§ **OBJECTIVE**: Retype everything in the listing, leaving each line exactly as it is.

Dataset records
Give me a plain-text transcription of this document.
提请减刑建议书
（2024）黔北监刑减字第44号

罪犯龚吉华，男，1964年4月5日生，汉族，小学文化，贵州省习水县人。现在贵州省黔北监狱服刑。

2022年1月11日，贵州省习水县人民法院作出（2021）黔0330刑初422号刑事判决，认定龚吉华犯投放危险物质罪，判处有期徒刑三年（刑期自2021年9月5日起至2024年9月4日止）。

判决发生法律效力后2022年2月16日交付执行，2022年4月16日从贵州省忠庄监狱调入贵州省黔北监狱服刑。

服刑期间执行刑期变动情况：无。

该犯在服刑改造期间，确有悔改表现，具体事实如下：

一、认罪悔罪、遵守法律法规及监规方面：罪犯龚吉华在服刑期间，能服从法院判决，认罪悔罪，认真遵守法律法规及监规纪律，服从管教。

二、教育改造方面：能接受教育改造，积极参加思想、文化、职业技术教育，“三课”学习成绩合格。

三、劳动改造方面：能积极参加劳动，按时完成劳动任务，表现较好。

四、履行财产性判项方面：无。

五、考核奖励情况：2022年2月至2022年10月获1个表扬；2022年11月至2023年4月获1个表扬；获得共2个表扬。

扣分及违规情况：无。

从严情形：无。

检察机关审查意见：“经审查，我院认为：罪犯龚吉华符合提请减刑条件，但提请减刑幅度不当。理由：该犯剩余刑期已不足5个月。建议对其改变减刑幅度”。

§ **TASK SOLUTION**:
Give me a plain-text transcription of this document.
提请减刑建议书
（2024）黔北监刑减字第44号

罪犯龚吉华，男，1964年4月5日生，汉族，小学文化，贵州省习水县人。现在贵州省黔北监狱服刑。

2022年1月11日，贵州省习水县人民法院作出（2021）黔0330刑初422号刑事判决，认定龚吉华犯投放危险物质罪，判处有期徒刑三年（刑期自2021年9月5日起至2024年9月4日止）。

判决发生法律效力后2022年2月16日交付执行，2022年4月16日从贵州省忠庄监狱调入贵州省黔北监狱服刑。

服刑期间执行刑期变动情况：无。

该犯在服刑改造期间，确有悔改表现，具体事实如下：

一、认罪悔罪、遵守法律法规及监规方面：罪犯龚吉华在服刑期间，能服从法院判决，认罪悔罪，认真遵守法律法规及监规纪律，服从管教。

二、教育改造方面：能接受教育改造，积极参加思想、文化、职业技术教育，“三课”学习成绩合格。

三、劳动改造方面：能积极参加劳动，按时完成劳动任务，表现较好。

四、履行财产性判项方面：无。

五、考核奖励情况：2022年2月至2022年10月获1个表扬；2022年11月至2023年4月获1个表扬；获得共2个表扬。

扣分及违规情况：无。

从严情形：无。

检察机关审查意见：“经审查，我院认为：罪犯龚吉华符合提请减刑条件，但提请减刑幅度不当。理由：该犯剩余刑期已不足5个月。建议对其改变减刑幅度”。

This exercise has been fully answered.